- **What is expected**: Transcribe the listing exactly, leaving out every picture.
◆ ◆ ◆ ◆
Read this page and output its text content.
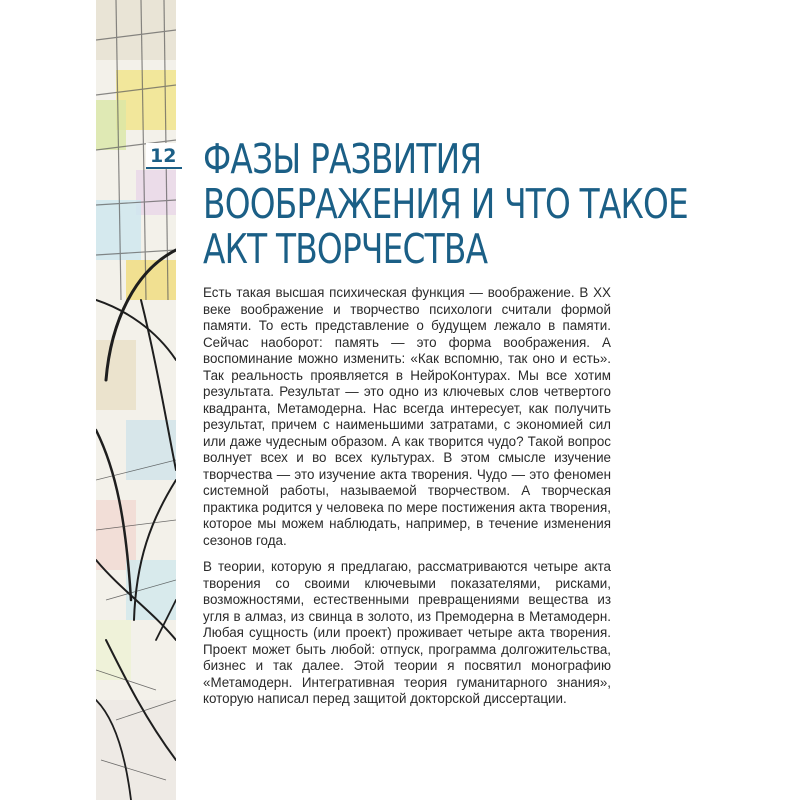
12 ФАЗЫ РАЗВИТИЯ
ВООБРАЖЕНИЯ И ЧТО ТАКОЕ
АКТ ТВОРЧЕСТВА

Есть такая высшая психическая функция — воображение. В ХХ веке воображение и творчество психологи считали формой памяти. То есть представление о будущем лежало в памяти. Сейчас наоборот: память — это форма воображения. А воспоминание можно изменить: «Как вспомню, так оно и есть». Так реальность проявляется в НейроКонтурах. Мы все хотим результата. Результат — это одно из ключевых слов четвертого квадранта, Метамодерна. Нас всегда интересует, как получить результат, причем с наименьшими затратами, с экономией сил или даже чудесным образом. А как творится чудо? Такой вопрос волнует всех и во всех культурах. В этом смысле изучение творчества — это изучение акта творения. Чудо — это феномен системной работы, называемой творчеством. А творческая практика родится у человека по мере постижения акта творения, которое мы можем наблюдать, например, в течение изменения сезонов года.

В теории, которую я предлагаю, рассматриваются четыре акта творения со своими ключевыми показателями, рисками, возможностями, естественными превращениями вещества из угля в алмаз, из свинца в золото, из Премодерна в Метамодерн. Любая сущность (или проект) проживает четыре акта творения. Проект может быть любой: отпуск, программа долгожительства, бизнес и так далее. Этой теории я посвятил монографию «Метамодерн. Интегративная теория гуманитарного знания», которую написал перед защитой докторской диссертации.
◆ ◆ ◆ ◆
- **Written reply**:
Read this page and output its text content.
12 ФАЗЫ РАЗВИТИЯ
ВООБРАЖЕНИЯ И ЧТО ТАКОЕ
АКТ ТВОРЧЕСТВА

Есть такая высшая психическая функция — воображение. В ХХ веке воображение и творчество психологи считали формой памяти. То есть представление о будущем лежало в памяти. Сейчас наоборот: память — это форма воображения. А воспоминание можно изменить: «Как вспомню, так оно и есть». Так реальность проявляется в НейроКонтурах. Мы все хотим результата. Результат — это одно из ключевых слов четвертого квадранта, Метамодерна. Нас всегда интересует, как получить результат, причем с наименьшими затратами, с экономией сил или даже чудесным образом. А как творится чудо? Такой вопрос волнует всех и во всех культурах. В этом смысле изучение творчества — это изучение акта творения. Чудо — это феномен системной работы, называемой творчеством. А творческая практика родится у человека по мере постижения акта творения, которое мы можем наблюдать, например, в течение изменения сезонов года.

В теории, которую я предлагаю, рассматриваются четыре акта творения со своими ключевыми показателями, рисками, возможностями, естественными превращениями вещества из угля в алмаз, из свинца в золото, из Премодерна в Метамодерн. Любая сущность (или проект) проживает четыре акта творения. Проект может быть любой: отпуск, программа долгожительства, бизнес и так далее. Этой теории я посвятил монографию «Метамодерн. Интегративная теория гуманитарного знания», которую написал перед защитой докторской диссертации.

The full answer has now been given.